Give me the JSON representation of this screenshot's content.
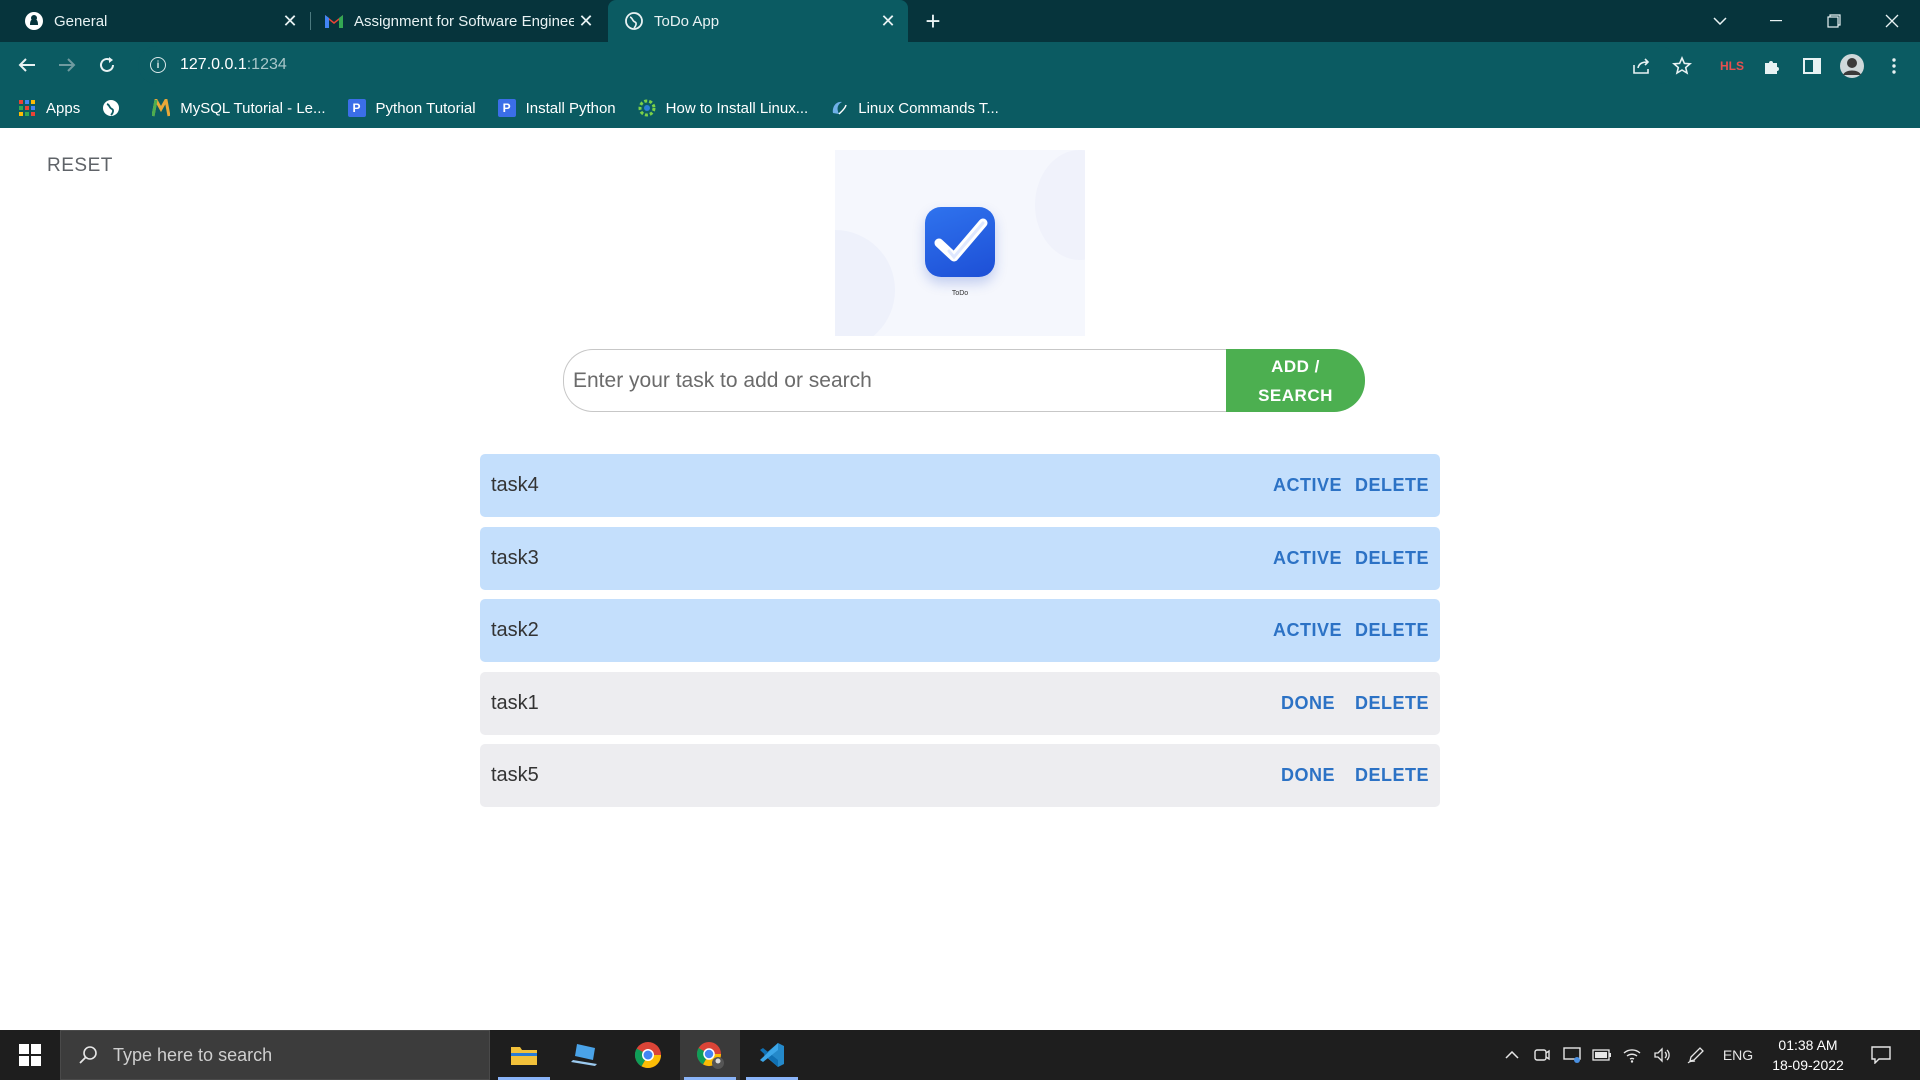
{
  "browser": {
    "tabs": [
      {
        "title": "General",
        "icon": "github-icon"
      },
      {
        "title": "Assignment for Software Enginee",
        "icon": "gmail-icon"
      },
      {
        "title": "ToDo App",
        "icon": "globe-icon"
      }
    ],
    "url_host": "127.0.0.1",
    "url_port": ":1234",
    "bookmarks": [
      {
        "label": "Apps",
        "icon": "apps-grid-icon"
      },
      {
        "label": "",
        "icon": "globe-icon"
      },
      {
        "label": "MySQL Tutorial - Le...",
        "icon": "mysql-icon"
      },
      {
        "label": "Python Tutorial",
        "icon": "p-icon"
      },
      {
        "label": "Install Python",
        "icon": "p-icon"
      },
      {
        "label": "How to Install Linux...",
        "icon": "gear-flower-icon"
      },
      {
        "label": "Linux Commands T...",
        "icon": "linux-icon"
      }
    ],
    "toolbar_badge": "HLS"
  },
  "page": {
    "reset_label": "RESET",
    "logo_caption": "ToDo",
    "input_placeholder": "Enter your task to add or search",
    "add_button_line1": "ADD /",
    "add_button_line2": "SEARCH",
    "tasks": [
      {
        "name": "task4",
        "status": "active",
        "toggle_label": "ACTIVE",
        "delete_label": "DELETE"
      },
      {
        "name": "task3",
        "status": "active",
        "toggle_label": "ACTIVE",
        "delete_label": "DELETE"
      },
      {
        "name": "task2",
        "status": "active",
        "toggle_label": "ACTIVE",
        "delete_label": "DELETE"
      },
      {
        "name": "task1",
        "status": "done",
        "toggle_label": "DONE",
        "delete_label": "DELETE"
      },
      {
        "name": "task5",
        "status": "done",
        "toggle_label": "DONE",
        "delete_label": "DELETE"
      }
    ]
  },
  "taskbar": {
    "search_placeholder": "Type here to search",
    "language": "ENG",
    "time": "01:38 AM",
    "date": "18-09-2022"
  },
  "colors": {
    "chrome_dark": "#06343c",
    "chrome": "#0b5b62",
    "active_task_bg": "#c4dffc",
    "done_task_bg": "#ededf0",
    "action_text": "#2c72c5",
    "add_button": "#4caf50"
  }
}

==========

▶ _Problem description_
Print every record above exactly as written, leaving out the pictures.

▶ _Result for this task_
Give me the JSON representation of this screenshot's content.
{
  "browser": {
    "tabs": [
      {
        "title": "General",
        "icon": "github-icon"
      },
      {
        "title": "Assignment for Software Enginee",
        "icon": "gmail-icon"
      },
      {
        "title": "ToDo App",
        "icon": "globe-icon"
      }
    ],
    "url_host": "127.0.0.1",
    "url_port": ":1234",
    "bookmarks": [
      {
        "label": "Apps",
        "icon": "apps-grid-icon"
      },
      {
        "label": "",
        "icon": "globe-icon"
      },
      {
        "label": "MySQL Tutorial - Le...",
        "icon": "mysql-icon"
      },
      {
        "label": "Python Tutorial",
        "icon": "p-icon"
      },
      {
        "label": "Install Python",
        "icon": "p-icon"
      },
      {
        "label": "How to Install Linux...",
        "icon": "gear-flower-icon"
      },
      {
        "label": "Linux Commands T...",
        "icon": "linux-icon"
      }
    ],
    "toolbar_badge": "HLS"
  },
  "page": {
    "reset_label": "RESET",
    "logo_caption": "ToDo",
    "input_placeholder": "Enter your task to add or search",
    "add_button_line1": "ADD /",
    "add_button_line2": "SEARCH",
    "tasks": [
      {
        "name": "task4",
        "status": "active",
        "toggle_label": "ACTIVE",
        "delete_label": "DELETE"
      },
      {
        "name": "task3",
        "status": "active",
        "toggle_label": "ACTIVE",
        "delete_label": "DELETE"
      },
      {
        "name": "task2",
        "status": "active",
        "toggle_label": "ACTIVE",
        "delete_label": "DELETE"
      },
      {
        "name": "task1",
        "status": "done",
        "toggle_label": "DONE",
        "delete_label": "DELETE"
      },
      {
        "name": "task5",
        "status": "done",
        "toggle_label": "DONE",
        "delete_label": "DELETE"
      }
    ]
  },
  "taskbar": {
    "search_placeholder": "Type here to search",
    "language": "ENG",
    "time": "01:38 AM",
    "date": "18-09-2022"
  },
  "colors": {
    "chrome_dark": "#06343c",
    "chrome": "#0b5b62",
    "active_task_bg": "#c4dffc",
    "done_task_bg": "#ededf0",
    "action_text": "#2c72c5",
    "add_button": "#4caf50"
  }
}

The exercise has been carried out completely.